● The records

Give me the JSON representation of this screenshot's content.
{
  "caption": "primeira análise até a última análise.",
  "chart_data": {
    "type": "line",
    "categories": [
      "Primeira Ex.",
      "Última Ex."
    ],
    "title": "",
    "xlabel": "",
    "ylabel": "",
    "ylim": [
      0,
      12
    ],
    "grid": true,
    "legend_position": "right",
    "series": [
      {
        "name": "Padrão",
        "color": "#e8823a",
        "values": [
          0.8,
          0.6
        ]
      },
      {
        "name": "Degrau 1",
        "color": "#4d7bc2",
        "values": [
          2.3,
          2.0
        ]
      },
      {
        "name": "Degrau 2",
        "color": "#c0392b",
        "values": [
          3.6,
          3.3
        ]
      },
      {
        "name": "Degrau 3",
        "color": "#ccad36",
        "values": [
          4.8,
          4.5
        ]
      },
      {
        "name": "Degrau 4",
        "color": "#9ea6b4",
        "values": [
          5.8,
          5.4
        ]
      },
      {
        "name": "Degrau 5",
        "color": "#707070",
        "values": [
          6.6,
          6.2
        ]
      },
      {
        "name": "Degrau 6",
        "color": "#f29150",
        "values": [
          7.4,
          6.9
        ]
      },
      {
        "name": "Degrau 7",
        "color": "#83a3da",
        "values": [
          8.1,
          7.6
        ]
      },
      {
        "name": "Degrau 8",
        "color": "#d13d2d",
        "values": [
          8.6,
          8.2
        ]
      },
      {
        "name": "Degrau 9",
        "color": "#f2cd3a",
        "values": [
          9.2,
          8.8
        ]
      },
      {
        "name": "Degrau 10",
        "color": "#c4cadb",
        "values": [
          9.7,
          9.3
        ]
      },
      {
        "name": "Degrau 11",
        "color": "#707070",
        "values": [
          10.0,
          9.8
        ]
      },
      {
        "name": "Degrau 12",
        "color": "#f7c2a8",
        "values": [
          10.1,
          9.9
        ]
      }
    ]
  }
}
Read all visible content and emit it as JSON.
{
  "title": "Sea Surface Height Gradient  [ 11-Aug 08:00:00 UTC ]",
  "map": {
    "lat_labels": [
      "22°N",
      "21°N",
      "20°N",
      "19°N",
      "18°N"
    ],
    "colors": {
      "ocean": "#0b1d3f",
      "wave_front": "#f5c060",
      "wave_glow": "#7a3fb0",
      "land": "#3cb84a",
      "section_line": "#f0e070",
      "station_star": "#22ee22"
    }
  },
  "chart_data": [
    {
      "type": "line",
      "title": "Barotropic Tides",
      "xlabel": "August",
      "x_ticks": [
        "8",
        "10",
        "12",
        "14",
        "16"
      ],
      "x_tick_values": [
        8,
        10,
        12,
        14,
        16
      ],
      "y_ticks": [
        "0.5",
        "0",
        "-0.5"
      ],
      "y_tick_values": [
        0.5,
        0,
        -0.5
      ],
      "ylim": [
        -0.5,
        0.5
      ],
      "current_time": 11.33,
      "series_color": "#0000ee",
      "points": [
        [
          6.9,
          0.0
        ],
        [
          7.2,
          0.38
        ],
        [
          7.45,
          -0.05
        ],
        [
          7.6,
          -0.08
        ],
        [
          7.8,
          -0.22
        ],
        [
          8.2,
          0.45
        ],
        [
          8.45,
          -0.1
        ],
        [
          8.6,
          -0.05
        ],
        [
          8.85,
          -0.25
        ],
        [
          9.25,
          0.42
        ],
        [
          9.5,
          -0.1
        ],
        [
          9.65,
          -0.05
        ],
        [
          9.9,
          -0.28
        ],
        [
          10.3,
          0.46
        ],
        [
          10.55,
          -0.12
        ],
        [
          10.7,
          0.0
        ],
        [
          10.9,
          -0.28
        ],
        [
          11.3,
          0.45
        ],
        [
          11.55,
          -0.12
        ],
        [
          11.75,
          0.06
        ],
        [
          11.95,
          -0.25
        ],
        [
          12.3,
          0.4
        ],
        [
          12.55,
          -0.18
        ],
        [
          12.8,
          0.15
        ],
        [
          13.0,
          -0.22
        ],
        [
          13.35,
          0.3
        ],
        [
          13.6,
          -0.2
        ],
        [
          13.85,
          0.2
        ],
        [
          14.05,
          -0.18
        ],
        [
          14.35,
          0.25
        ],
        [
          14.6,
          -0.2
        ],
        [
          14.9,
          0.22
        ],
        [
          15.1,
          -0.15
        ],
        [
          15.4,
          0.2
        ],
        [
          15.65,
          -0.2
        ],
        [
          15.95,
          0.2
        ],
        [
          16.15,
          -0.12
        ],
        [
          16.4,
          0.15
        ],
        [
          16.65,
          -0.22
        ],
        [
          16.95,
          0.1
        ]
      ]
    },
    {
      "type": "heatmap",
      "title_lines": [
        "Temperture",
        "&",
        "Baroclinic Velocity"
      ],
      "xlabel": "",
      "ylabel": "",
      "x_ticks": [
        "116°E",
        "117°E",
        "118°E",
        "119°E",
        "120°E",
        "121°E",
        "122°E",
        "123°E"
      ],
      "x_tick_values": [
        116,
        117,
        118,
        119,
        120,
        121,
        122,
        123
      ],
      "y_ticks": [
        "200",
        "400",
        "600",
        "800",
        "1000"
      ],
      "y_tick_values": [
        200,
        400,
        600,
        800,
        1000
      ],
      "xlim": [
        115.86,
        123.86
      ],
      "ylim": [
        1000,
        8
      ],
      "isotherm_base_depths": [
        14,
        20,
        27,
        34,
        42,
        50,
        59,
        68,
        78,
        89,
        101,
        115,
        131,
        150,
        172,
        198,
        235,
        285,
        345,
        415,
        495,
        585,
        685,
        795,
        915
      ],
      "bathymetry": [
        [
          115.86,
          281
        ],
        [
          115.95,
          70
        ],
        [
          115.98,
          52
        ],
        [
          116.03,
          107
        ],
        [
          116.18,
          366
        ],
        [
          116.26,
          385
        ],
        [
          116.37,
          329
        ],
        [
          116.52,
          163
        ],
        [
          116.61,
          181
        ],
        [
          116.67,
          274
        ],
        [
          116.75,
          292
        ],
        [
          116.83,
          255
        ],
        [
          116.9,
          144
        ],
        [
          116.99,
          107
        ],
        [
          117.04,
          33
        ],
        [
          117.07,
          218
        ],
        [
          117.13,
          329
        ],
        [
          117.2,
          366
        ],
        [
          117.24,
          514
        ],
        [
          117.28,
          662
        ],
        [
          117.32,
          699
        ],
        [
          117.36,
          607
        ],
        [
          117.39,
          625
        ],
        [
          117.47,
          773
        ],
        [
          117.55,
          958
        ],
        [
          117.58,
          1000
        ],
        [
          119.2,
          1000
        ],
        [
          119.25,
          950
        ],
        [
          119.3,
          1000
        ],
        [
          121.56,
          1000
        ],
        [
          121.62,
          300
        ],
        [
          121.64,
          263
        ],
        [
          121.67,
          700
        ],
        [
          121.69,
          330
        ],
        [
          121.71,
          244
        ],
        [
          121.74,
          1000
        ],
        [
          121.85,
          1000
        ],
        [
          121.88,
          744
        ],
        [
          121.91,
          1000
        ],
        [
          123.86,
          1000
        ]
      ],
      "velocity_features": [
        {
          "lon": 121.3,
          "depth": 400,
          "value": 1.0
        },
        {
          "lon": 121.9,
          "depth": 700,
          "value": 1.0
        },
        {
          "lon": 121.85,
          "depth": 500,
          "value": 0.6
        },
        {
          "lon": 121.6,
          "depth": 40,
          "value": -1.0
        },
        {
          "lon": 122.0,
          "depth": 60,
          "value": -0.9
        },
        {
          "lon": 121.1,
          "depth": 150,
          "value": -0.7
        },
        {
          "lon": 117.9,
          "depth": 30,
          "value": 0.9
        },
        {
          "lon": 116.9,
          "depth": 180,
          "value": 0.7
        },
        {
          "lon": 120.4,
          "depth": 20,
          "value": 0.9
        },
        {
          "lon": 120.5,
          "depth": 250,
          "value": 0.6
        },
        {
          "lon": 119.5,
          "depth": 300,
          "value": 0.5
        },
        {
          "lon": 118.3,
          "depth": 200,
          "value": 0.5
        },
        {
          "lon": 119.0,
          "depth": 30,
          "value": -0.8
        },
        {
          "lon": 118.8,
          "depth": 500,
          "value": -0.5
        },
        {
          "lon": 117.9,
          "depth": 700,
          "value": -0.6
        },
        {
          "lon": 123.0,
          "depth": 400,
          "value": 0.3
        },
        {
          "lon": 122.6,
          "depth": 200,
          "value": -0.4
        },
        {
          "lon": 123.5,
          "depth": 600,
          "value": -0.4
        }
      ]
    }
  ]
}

● Required work
Within the material above, find the lines that contain the word "JSON"; copy them.

● Solution
Give me the JSON representation of this screenshot's content.
Read all visible content and emit it as JSON.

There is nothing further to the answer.